• Short exercise A: Convert the records, from the start through the line with "language-bar-icon[interactable]: ♦ xyxy=(782,795,792,808)", into a Markdown table with the columns "No." and "Record line", numbering each row and leaving out blank lines.

• Reading text:
Genre: Biographies & Memoirs
Author:Roy Morris, Jr.
“If the reader thinks he is done, now, and that this book has no moral to it, he is in error. The moral of it is this: If you are of any account, stay at home and make your way by faithful diligence; but if you are "no account," go away from home, and then you will *have* to work, whether you want to or not. Thus you become a blessing to your friends by ceasing to be a nuisance to them - if the people you go among suffer by the operation.”
― Mark Twain, "Roughing It" (1872)

Picture a twenty-six year old Mississippi riverboat pilot in 1861 who has just lost his livelihood with the coming of the American Civil War. First he is grabbed off the streets of his home town, Hannibal, Missouri, by a squad of Union troops. He and another pilot are dragooned down river to St. Louis to be interviewed by a major in the regular army about operating a steam boat up the Missouri. Luckily a few beautiful ladies come to visit the major and the young men, one known as Samuel L. Clemens, makes a hasty escape out the back way of the office and hides out with relatives in town unit he can get back home.

Next he joins up with a band of self-appointed Confederate guerrillas. After two or three weeks fighting a nasty horse and mosquito bites and foul weather young Sam and his "Marion's Rangers" decide this business of war is a damn sight over-rated.

• Records to use:

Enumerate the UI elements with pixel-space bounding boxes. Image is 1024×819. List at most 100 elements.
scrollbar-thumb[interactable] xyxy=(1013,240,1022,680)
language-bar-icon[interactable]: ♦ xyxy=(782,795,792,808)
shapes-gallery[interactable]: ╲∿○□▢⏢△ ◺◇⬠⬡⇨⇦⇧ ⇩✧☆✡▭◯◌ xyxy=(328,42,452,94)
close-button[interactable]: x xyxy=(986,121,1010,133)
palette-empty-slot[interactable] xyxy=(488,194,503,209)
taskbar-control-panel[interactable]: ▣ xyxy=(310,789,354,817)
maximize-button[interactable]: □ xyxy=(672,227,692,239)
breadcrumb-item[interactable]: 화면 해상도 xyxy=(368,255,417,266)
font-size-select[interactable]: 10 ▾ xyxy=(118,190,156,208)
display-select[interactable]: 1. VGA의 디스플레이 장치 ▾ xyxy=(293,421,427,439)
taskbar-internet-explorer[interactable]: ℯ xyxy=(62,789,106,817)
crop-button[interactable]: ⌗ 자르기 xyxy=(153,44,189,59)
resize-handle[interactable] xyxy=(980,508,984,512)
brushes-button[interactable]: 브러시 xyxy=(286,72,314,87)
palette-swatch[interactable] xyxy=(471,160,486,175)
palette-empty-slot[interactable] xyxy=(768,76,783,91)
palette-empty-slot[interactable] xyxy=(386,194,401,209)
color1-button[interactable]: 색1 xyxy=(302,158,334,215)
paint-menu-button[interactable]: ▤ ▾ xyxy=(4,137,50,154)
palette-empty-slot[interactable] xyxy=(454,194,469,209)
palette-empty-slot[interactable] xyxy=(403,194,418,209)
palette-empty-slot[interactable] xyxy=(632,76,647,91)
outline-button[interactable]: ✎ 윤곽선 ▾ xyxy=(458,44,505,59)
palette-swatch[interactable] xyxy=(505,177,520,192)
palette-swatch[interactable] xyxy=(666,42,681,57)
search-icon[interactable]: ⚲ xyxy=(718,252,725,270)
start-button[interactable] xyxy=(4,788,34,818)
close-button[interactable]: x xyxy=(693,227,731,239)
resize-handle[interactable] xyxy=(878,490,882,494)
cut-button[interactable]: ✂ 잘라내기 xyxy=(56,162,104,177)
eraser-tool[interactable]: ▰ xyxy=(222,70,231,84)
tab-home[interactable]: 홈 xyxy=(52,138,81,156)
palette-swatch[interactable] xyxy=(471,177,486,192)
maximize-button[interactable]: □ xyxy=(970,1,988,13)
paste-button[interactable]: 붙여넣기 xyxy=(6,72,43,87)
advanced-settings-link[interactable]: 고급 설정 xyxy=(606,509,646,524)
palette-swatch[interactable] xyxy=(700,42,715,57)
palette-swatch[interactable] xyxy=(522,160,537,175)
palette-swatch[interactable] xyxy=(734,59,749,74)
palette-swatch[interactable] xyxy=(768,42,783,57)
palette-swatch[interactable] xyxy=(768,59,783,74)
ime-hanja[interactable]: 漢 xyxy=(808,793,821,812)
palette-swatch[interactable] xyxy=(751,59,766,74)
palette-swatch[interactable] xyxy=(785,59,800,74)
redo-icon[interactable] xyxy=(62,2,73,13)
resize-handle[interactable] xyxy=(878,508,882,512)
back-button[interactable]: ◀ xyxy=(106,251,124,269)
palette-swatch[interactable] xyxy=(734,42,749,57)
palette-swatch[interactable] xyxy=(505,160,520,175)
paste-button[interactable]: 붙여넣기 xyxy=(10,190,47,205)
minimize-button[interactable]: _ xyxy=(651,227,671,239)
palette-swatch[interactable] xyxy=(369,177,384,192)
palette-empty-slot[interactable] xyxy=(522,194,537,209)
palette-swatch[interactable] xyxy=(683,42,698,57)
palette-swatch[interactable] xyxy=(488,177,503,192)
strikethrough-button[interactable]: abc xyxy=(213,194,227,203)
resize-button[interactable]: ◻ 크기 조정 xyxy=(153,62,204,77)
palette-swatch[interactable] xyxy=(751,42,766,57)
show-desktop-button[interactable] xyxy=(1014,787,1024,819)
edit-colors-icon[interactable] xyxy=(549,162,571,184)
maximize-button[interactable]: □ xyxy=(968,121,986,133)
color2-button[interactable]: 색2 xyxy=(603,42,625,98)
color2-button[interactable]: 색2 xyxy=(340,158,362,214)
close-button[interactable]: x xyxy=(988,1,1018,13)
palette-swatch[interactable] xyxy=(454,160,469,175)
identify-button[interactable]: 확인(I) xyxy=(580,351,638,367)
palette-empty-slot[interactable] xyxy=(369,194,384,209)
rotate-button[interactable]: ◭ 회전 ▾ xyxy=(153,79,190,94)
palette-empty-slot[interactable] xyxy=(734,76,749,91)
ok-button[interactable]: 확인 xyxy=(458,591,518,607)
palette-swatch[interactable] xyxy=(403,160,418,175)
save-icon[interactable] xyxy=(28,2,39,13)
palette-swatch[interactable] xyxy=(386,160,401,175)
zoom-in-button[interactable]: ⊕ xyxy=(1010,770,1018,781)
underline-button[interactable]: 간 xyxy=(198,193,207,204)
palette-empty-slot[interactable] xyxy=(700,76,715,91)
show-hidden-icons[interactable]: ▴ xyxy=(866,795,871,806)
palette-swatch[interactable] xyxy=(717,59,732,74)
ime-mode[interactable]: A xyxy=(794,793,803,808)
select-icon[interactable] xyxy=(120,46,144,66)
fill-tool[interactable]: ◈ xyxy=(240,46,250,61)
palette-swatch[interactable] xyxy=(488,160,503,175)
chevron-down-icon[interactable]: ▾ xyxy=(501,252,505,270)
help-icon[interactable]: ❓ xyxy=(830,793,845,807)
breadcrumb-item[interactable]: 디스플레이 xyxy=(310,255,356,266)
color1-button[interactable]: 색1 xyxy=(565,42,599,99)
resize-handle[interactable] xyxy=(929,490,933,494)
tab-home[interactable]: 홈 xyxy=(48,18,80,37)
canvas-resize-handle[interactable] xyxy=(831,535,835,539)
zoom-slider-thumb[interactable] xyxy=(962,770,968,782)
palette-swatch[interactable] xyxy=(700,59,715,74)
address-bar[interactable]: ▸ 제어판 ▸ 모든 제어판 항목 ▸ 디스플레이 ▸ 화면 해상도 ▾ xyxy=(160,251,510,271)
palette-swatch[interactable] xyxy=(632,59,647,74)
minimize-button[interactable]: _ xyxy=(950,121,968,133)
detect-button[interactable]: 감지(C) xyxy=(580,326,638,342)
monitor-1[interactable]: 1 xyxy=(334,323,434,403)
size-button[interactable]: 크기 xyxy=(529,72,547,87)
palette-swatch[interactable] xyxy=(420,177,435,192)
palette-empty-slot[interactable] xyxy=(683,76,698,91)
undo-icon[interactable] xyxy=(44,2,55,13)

• Short exercise B: Rewrite the biography excerpt from "Next he joins" to "damn sight over-rated.", swapping "guerrillas" for "irregulars".

• Task answer A:
| No. | Record line |
|---|---|
| 1 | Enumerate the UI elements with pixel-space bounding boxes. Image is 1024×819. List at most 100 elements. |
| 2 | scrollbar-thumb[interactable] xyxy=(1013,240,1022,680) |
| 3 | language-bar-icon[interactable]: ♦ xyxy=(782,795,792,808) |

• Task answer B:
Next he joins up with a band of self-appointed Confederate irregulars. After two or three weeks fighting a nasty horse and mosquito bites and foul weather young Sam and his "Marion's Rangers" decide this business of war is a damn sight over-rated.